Leave out any picture and return the remaining listing below exactly as given.

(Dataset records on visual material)
=-=-=

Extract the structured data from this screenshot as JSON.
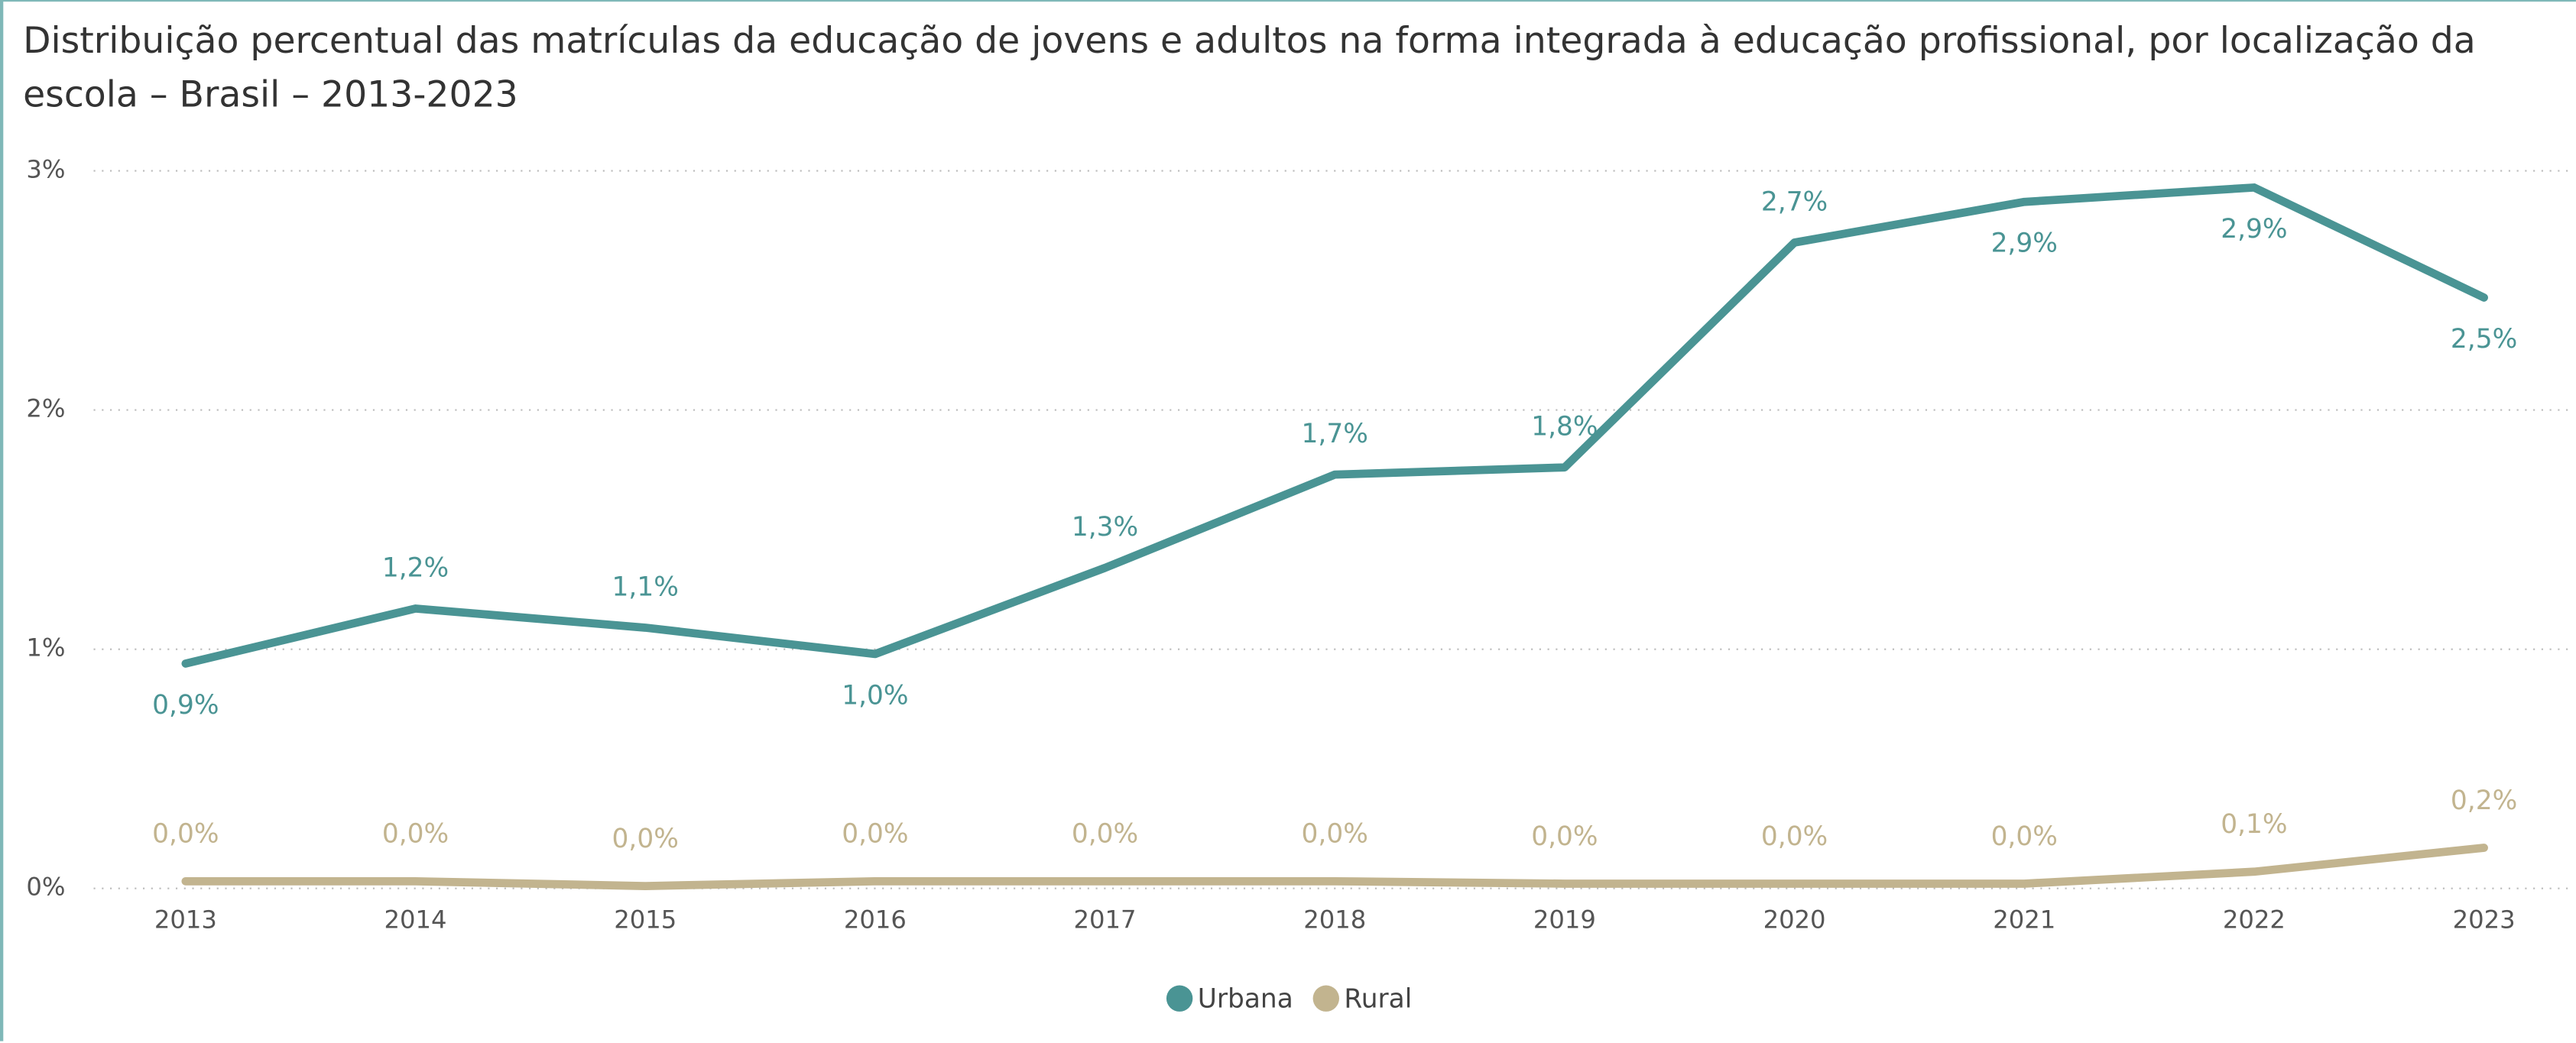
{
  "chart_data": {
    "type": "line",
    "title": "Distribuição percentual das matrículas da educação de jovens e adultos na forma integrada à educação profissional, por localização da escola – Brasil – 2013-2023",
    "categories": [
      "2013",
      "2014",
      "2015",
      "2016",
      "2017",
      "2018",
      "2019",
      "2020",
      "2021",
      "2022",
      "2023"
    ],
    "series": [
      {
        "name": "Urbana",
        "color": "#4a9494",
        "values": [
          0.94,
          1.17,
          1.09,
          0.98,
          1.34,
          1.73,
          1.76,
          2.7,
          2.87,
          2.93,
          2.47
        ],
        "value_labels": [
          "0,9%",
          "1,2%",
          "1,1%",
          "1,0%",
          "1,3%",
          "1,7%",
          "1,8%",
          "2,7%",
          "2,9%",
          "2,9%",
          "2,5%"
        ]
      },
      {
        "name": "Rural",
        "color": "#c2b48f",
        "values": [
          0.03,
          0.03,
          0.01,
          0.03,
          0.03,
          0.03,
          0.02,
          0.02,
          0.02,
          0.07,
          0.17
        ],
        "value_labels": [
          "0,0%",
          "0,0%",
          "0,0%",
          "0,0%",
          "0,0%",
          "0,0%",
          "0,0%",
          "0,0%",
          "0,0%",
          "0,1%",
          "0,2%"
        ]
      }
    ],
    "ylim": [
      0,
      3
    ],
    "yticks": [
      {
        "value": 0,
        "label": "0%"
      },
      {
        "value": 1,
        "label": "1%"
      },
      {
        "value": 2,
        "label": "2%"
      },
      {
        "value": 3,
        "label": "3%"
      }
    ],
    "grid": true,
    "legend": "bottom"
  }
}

=-=-=

» Correct output:
Extract the structured data from this screenshot as JSON.
{
  "chart_data": {
    "type": "line",
    "title": "Distribuição percentual das matrículas da educação de jovens e adultos na forma integrada à educação profissional, por localização da escola – Brasil – 2013-2023",
    "categories": [
      "2013",
      "2014",
      "2015",
      "2016",
      "2017",
      "2018",
      "2019",
      "2020",
      "2021",
      "2022",
      "2023"
    ],
    "series": [
      {
        "name": "Urbana",
        "color": "#4a9494",
        "values": [
          0.94,
          1.17,
          1.09,
          0.98,
          1.34,
          1.73,
          1.76,
          2.7,
          2.87,
          2.93,
          2.47
        ],
        "value_labels": [
          "0,9%",
          "1,2%",
          "1,1%",
          "1,0%",
          "1,3%",
          "1,7%",
          "1,8%",
          "2,7%",
          "2,9%",
          "2,9%",
          "2,5%"
        ]
      },
      {
        "name": "Rural",
        "color": "#c2b48f",
        "values": [
          0.03,
          0.03,
          0.01,
          0.03,
          0.03,
          0.03,
          0.02,
          0.02,
          0.02,
          0.07,
          0.17
        ],
        "value_labels": [
          "0,0%",
          "0,0%",
          "0,0%",
          "0,0%",
          "0,0%",
          "0,0%",
          "0,0%",
          "0,0%",
          "0,0%",
          "0,1%",
          "0,2%"
        ]
      }
    ],
    "ylim": [
      0,
      3
    ],
    "yticks": [
      {
        "value": 0,
        "label": "0%"
      },
      {
        "value": 1,
        "label": "1%"
      },
      {
        "value": 2,
        "label": "2%"
      },
      {
        "value": 3,
        "label": "3%"
      }
    ],
    "grid": true,
    "legend": "bottom"
  }
}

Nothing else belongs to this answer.